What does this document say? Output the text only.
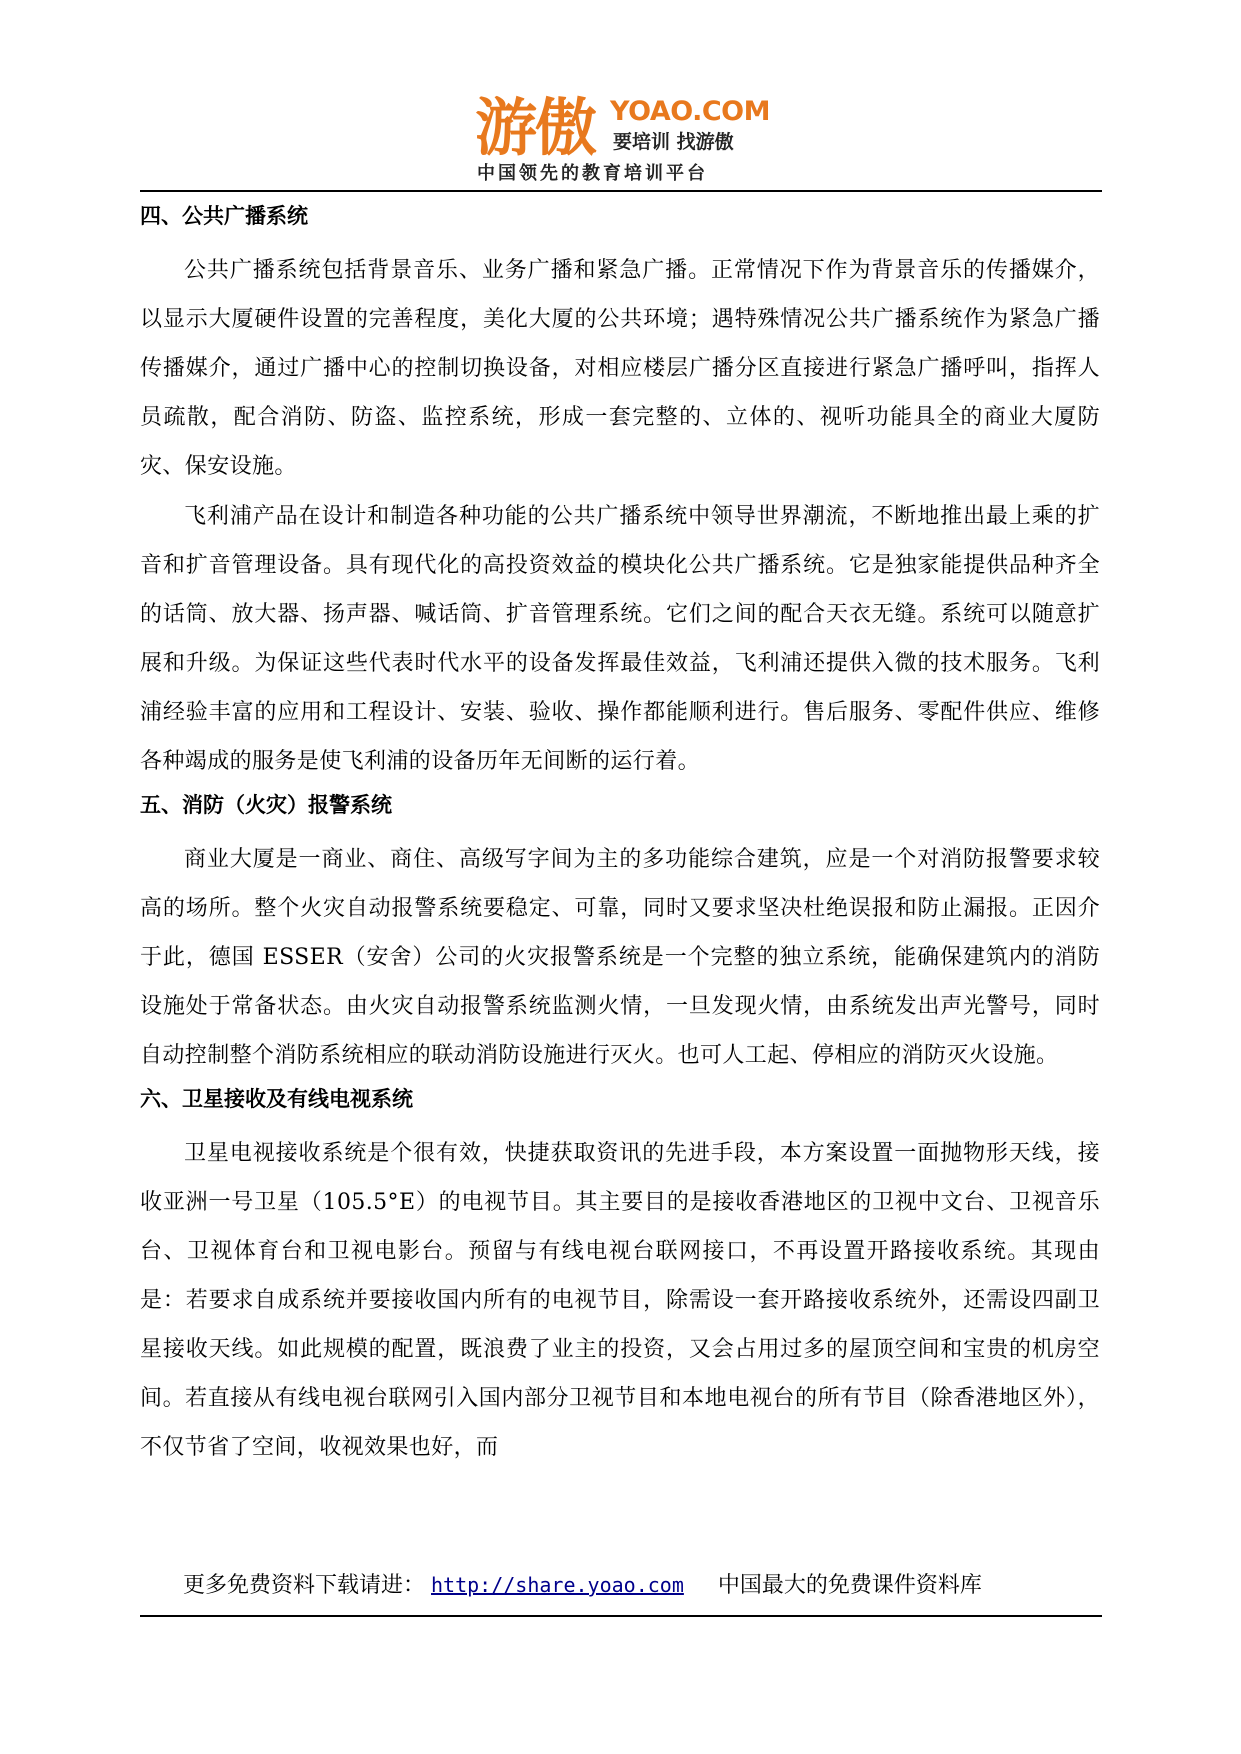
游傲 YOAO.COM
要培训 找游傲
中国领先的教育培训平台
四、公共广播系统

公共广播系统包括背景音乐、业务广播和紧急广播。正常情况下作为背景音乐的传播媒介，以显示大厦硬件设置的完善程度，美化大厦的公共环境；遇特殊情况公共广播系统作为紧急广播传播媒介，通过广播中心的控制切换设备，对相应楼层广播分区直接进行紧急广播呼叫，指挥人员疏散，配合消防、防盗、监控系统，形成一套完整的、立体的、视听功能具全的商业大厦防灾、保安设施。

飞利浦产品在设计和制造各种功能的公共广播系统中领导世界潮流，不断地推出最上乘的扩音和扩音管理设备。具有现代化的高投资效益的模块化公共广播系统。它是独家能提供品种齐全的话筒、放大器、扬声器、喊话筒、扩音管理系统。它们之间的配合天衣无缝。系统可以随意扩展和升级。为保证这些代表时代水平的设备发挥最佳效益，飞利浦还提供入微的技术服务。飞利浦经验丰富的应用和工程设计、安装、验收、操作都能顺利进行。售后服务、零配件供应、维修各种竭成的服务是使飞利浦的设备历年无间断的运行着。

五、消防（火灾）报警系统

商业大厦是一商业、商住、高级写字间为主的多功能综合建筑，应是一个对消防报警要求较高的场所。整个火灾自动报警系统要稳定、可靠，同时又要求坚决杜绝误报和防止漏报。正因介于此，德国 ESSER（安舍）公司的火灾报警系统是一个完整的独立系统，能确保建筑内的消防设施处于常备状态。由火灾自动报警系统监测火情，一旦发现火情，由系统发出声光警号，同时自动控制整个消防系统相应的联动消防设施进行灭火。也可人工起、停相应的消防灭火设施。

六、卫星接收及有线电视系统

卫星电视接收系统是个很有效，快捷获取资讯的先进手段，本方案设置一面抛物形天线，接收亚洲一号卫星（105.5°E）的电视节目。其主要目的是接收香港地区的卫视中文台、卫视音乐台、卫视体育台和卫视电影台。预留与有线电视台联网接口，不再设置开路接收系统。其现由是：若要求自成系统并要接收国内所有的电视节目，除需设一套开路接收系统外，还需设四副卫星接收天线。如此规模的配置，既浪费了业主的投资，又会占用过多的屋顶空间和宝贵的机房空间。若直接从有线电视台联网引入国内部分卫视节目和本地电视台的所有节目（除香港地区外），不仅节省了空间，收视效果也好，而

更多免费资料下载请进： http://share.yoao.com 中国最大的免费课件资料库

══════

• [Exercise prompt]: Copy out all of the data word for word. Do not carry over any picture.

• [Task response]:
What does this document say? Output the text only.
游傲 YOAO.COM
要培训 找游傲
中国领先的教育培训平台
四、公共广播系统

公共广播系统包括背景音乐、业务广播和紧急广播。正常情况下作为背景音乐的传播媒介，以显示大厦硬件设置的完善程度，美化大厦的公共环境；遇特殊情况公共广播系统作为紧急广播传播媒介，通过广播中心的控制切换设备，对相应楼层广播分区直接进行紧急广播呼叫，指挥人员疏散，配合消防、防盗、监控系统，形成一套完整的、立体的、视听功能具全的商业大厦防灾、保安设施。

飞利浦产品在设计和制造各种功能的公共广播系统中领导世界潮流，不断地推出最上乘的扩音和扩音管理设备。具有现代化的高投资效益的模块化公共广播系统。它是独家能提供品种齐全的话筒、放大器、扬声器、喊话筒、扩音管理系统。它们之间的配合天衣无缝。系统可以随意扩展和升级。为保证这些代表时代水平的设备发挥最佳效益，飞利浦还提供入微的技术服务。飞利浦经验丰富的应用和工程设计、安装、验收、操作都能顺利进行。售后服务、零配件供应、维修各种竭成的服务是使飞利浦的设备历年无间断的运行着。

五、消防（火灾）报警系统

商业大厦是一商业、商住、高级写字间为主的多功能综合建筑，应是一个对消防报警要求较高的场所。整个火灾自动报警系统要稳定、可靠，同时又要求坚决杜绝误报和防止漏报。正因介于此，德国 ESSER（安舍）公司的火灾报警系统是一个完整的独立系统，能确保建筑内的消防设施处于常备状态。由火灾自动报警系统监测火情，一旦发现火情，由系统发出声光警号，同时自动控制整个消防系统相应的联动消防设施进行灭火。也可人工起、停相应的消防灭火设施。

六、卫星接收及有线电视系统

卫星电视接收系统是个很有效，快捷获取资讯的先进手段，本方案设置一面抛物形天线，接收亚洲一号卫星（105.5°E）的电视节目。其主要目的是接收香港地区的卫视中文台、卫视音乐台、卫视体育台和卫视电影台。预留与有线电视台联网接口，不再设置开路接收系统。其现由是：若要求自成系统并要接收国内所有的电视节目，除需设一套开路接收系统外，还需设四副卫星接收天线。如此规模的配置，既浪费了业主的投资，又会占用过多的屋顶空间和宝贵的机房空间。若直接从有线电视台联网引入国内部分卫视节目和本地电视台的所有节目（除香港地区外），不仅节省了空间，收视效果也好，而

更多免费资料下载请进： http://share.yoao.com 中国最大的免费课件资料库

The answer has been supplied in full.